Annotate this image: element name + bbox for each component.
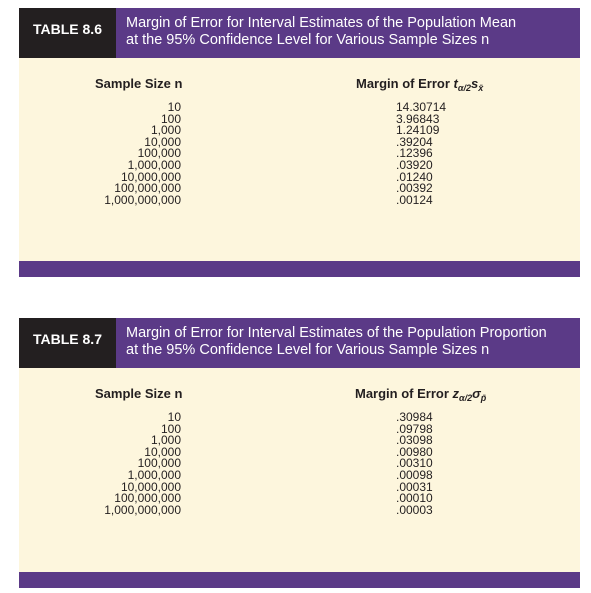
table-cell: .00392 bbox=[396, 181, 433, 196]
table-cell: .01240 bbox=[396, 169, 433, 184]
table-label: TABLE 8.7 bbox=[19, 318, 116, 368]
sample-size-column: 10 100 1,000 10,000 100,000 1,000,000 10… bbox=[19, 100, 181, 207]
table-cell: 100,000,000 bbox=[114, 491, 181, 506]
sample-size-header: Sample Size n bbox=[95, 76, 183, 91]
table-footer-bar bbox=[19, 572, 580, 588]
table-8-7: TABLE 8.7 Margin of Error for Interval E… bbox=[19, 318, 580, 588]
table-cell: .30984 bbox=[396, 410, 433, 424]
pbar-subscript: p̄ bbox=[480, 393, 487, 403]
alpha-subscript: α/2 bbox=[459, 393, 473, 403]
t-symbol: t bbox=[453, 76, 458, 91]
table-cell: 1,000,000,000 bbox=[104, 192, 181, 207]
table-cell: .09798 bbox=[396, 421, 433, 436]
table-title: Margin of Error for Interval Estimates o… bbox=[116, 8, 580, 58]
table-cell: 10 bbox=[167, 410, 181, 424]
table-title: Margin of Error for Interval Estimates o… bbox=[116, 318, 580, 368]
table-cell: 3.96843 bbox=[396, 111, 440, 126]
margin-of-error-header: Margin of Error tα/2sx̄ bbox=[356, 76, 483, 93]
sample-size-header: Sample Size n bbox=[95, 386, 183, 401]
z-symbol: z bbox=[452, 386, 460, 401]
table-8-6: TABLE 8.6 Margin of Error for Interval E… bbox=[19, 8, 580, 277]
s-symbol: s bbox=[470, 76, 479, 91]
table-cell: 10,000,000 bbox=[120, 479, 181, 494]
title-line-1: Margin of Error for Interval Estimates o… bbox=[126, 325, 547, 341]
table-cell: 100 bbox=[160, 421, 181, 436]
table-cell: 10 bbox=[167, 100, 181, 114]
table-cell: 1,000,000,000 bbox=[104, 502, 181, 517]
table-cell: .00980 bbox=[396, 444, 433, 459]
table-cell: 10,000 bbox=[144, 444, 181, 459]
title-line-2: at the 95% Confidence Level for Various … bbox=[126, 32, 490, 48]
table-cell: 1,000 bbox=[150, 433, 181, 448]
margin-column: 14.30714 3.96843 1.24109 .39204 .12396 .… bbox=[396, 100, 447, 207]
table-cell: 10,000 bbox=[144, 134, 181, 149]
margin-header-text: Margin of Error bbox=[355, 386, 453, 401]
title-line-2: at the 95% Confidence Level for Various … bbox=[126, 342, 490, 358]
table-cell: .00098 bbox=[396, 467, 433, 482]
margin-header-text: Margin of Error bbox=[356, 76, 454, 91]
table-cell: .12396 bbox=[396, 146, 433, 161]
title-line-1: Margin of Error for Interval Estimates o… bbox=[126, 15, 517, 31]
table-cell: 1.24109 bbox=[396, 123, 440, 138]
table-cell: .03098 bbox=[396, 433, 433, 448]
sample-size-column: 10 100 1,000 10,000 100,000 1,000,000 10… bbox=[19, 410, 181, 517]
table-body: Sample Size n Margin of Error tα/2sx̄ 10… bbox=[19, 58, 580, 261]
alpha-subscript: α/2 bbox=[457, 83, 471, 93]
table-cell: .00003 bbox=[396, 502, 433, 517]
table-cell: 10,000,000 bbox=[120, 169, 181, 184]
table-label: TABLE 8.6 bbox=[19, 8, 116, 58]
table-body: Sample Size n Margin of Error zα/2σp̄ 10… bbox=[19, 368, 580, 572]
sigma-symbol: σ bbox=[472, 386, 481, 401]
table-cell: 1,000,000 bbox=[127, 157, 181, 172]
table-cell: .39204 bbox=[396, 134, 433, 149]
margin-column: .30984 .09798 .03098 .00980 .00310 .0009… bbox=[396, 410, 433, 517]
table-header: TABLE 8.6 Margin of Error for Interval E… bbox=[19, 8, 580, 58]
table-cell: 100,000 bbox=[137, 456, 181, 471]
table-cell: .00124 bbox=[396, 192, 433, 207]
xbar-subscript: x̄ bbox=[478, 83, 484, 93]
table-cell: 100,000 bbox=[137, 146, 181, 161]
table-cell: .00010 bbox=[396, 491, 433, 506]
table-cell: .00310 bbox=[396, 456, 433, 471]
margin-of-error-header: Margin of Error zα/2σp̄ bbox=[355, 386, 486, 403]
table-cell: 1,000 bbox=[150, 123, 181, 138]
table-cell: 100,000,000 bbox=[114, 181, 181, 196]
table-cell: 1,000,000 bbox=[127, 467, 181, 482]
table-cell: 100 bbox=[160, 111, 181, 126]
table-header: TABLE 8.7 Margin of Error for Interval E… bbox=[19, 318, 580, 368]
table-cell: .00031 bbox=[396, 479, 433, 494]
table-cell: 14.30714 bbox=[396, 100, 447, 114]
table-cell: .03920 bbox=[396, 157, 433, 172]
table-footer-bar bbox=[19, 261, 580, 277]
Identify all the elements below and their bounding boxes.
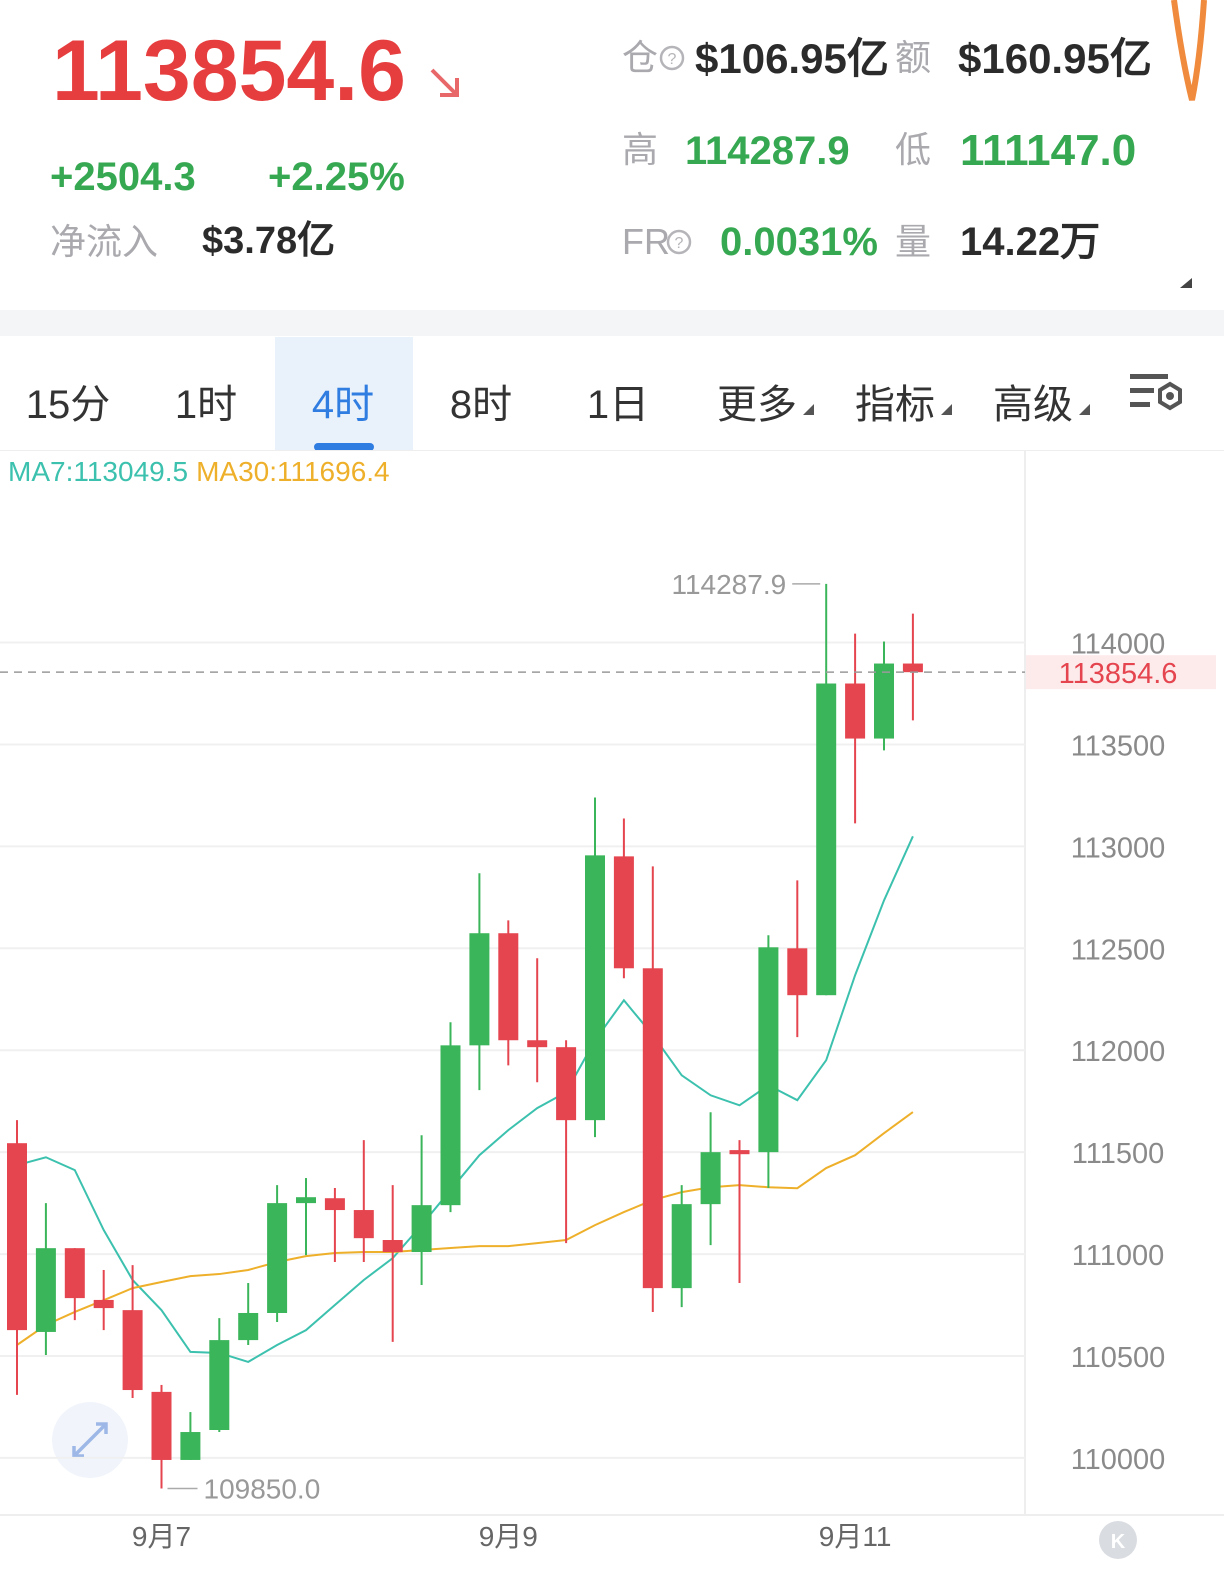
change-pct: +2.25% <box>268 155 405 199</box>
candle-body <box>642 968 663 1289</box>
tab[interactable]: 1日 <box>586 383 650 427</box>
turnover: $160.95亿 <box>958 35 1152 82</box>
candle-body <box>209 1340 230 1430</box>
candle-body <box>874 663 894 739</box>
tab[interactable]: 4时 <box>311 383 375 427</box>
candle-body <box>758 947 779 1153</box>
y-tick-label: 112500 <box>1071 934 1166 966</box>
help-icon[interactable]: ? <box>658 44 686 72</box>
candle-body <box>382 1240 403 1253</box>
candle-body <box>440 1045 461 1206</box>
candle-body <box>180 1432 201 1460</box>
high: 114287.9 <box>685 129 850 173</box>
fr-label: FR <box>622 221 670 262</box>
tab[interactable]: 8时 <box>449 383 513 427</box>
y-tick-label: 112000 <box>1071 1036 1166 1068</box>
candle-body <box>296 1197 316 1204</box>
tab[interactable]: 1时 <box>174 383 238 427</box>
candle-body <box>238 1312 259 1341</box>
ma-line <box>16 835 914 1363</box>
high-label: 高 <box>622 129 659 170</box>
svg-text:?: ? <box>668 51 677 68</box>
k-button[interactable] <box>1099 1521 1137 1559</box>
down-arrow-icon <box>430 68 459 97</box>
x-tick-label: 9月9 <box>479 1521 538 1552</box>
candle-body <box>324 1198 345 1211</box>
candle-body <box>527 1040 548 1048</box>
tab[interactable]: 高级 <box>993 383 1073 427</box>
netflow-label: 净流入 <box>50 221 159 262</box>
max-label: 114287.9 <box>671 569 786 600</box>
candle-body <box>122 1310 143 1391</box>
dropdown-triangle <box>941 404 952 415</box>
k-icon: K <box>1111 1531 1126 1553</box>
legend-entry: MA7:113049.5 <box>8 456 188 487</box>
y-tick-label: 110500 <box>1071 1342 1166 1374</box>
tab[interactable]: 15分 <box>25 383 111 427</box>
candle-body <box>729 1150 750 1155</box>
settings-icon[interactable] <box>1128 370 1186 418</box>
divider <box>0 450 1224 451</box>
candle-body <box>902 663 923 673</box>
ma-line <box>16 1111 914 1346</box>
dropdown-triangle <box>1079 404 1090 415</box>
expand-triangle[interactable] <box>1178 276 1194 290</box>
candle-body <box>787 948 808 996</box>
turnover-label: 额 <box>895 37 932 78</box>
last-price-bg <box>1026 655 1216 690</box>
y-tick-label: 113500 <box>1071 730 1166 762</box>
candle-body <box>585 855 605 1121</box>
candle-body <box>7 1143 27 1331</box>
oi: $106.95亿 <box>695 35 889 82</box>
netflow: $3.78亿 <box>202 220 336 262</box>
fullscreen-icon <box>72 1422 108 1458</box>
fr: 0.0031% <box>720 220 878 264</box>
price: 113854.6 <box>52 23 406 119</box>
candle-body <box>469 933 490 1046</box>
legend-entry: MA30:111696.4 <box>196 456 390 487</box>
svg-text:?: ? <box>675 235 684 252</box>
candle-body <box>671 1204 692 1289</box>
separator <box>0 310 1224 336</box>
x-tick-label: 9月7 <box>132 1521 191 1552</box>
x-tick-label: 9月11 <box>819 1521 892 1552</box>
candle-body <box>498 933 519 1041</box>
selected-tab-underline <box>314 443 374 451</box>
selected-tab-bg <box>275 337 413 450</box>
y-tick-label: 111500 <box>1072 1138 1164 1170</box>
low-label: 低 <box>895 129 932 170</box>
candle-body <box>816 683 837 996</box>
y-tick-label: 110000 <box>1071 1444 1166 1476</box>
candle-body <box>700 1152 721 1205</box>
candle-body <box>267 1203 288 1313</box>
candle-body <box>64 1248 85 1299</box>
scribble <box>1171 0 1207 101</box>
volume: 14.22万 <box>960 220 1101 264</box>
min-label: 109850.0 <box>204 1474 321 1505</box>
candle-body <box>93 1299 114 1309</box>
candle-body <box>151 1391 172 1460</box>
candle-body <box>35 1248 56 1332</box>
y-tick-label: 113000 <box>1071 832 1166 864</box>
tab[interactable]: 指标 <box>855 383 935 427</box>
candle-body <box>411 1205 432 1253</box>
volume-label: 量 <box>895 221 932 262</box>
low: 111147.0 <box>960 126 1137 175</box>
change: +2504.3 <box>50 155 196 199</box>
y-tick-label: 111000 <box>1072 1240 1164 1272</box>
oi-label: 仓 <box>622 37 659 78</box>
last-price-label: 113854.6 <box>1059 658 1178 690</box>
candle-body <box>556 1047 577 1121</box>
candle-body <box>613 856 634 969</box>
candle-body <box>353 1210 374 1239</box>
candle-body <box>845 683 866 739</box>
tab[interactable]: 更多 <box>717 383 797 427</box>
dropdown-triangle <box>803 404 814 415</box>
help-icon[interactable]: ? <box>665 228 693 256</box>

—————

*Requirements*.
Set down all the lines from the one containing "table-cell: .00392 bbox=[396, 181, 433, 196]" down to the one containing "table-cell: 100,000,000 bbox=[114, 491, 181, 506]", reproducing them character for character.

*Reply*.
table-cell: .00392 bbox=[396, 181, 433, 196]
table-cell: .01240 bbox=[396, 169, 433, 184]
table-label: TABLE 8.7 bbox=[19, 318, 116, 368]
sample-size-column: 10 100 1,000 10,000 100,000 1,000,000 10… bbox=[19, 100, 181, 207]
table-cell: 100,000,000 bbox=[114, 491, 181, 506]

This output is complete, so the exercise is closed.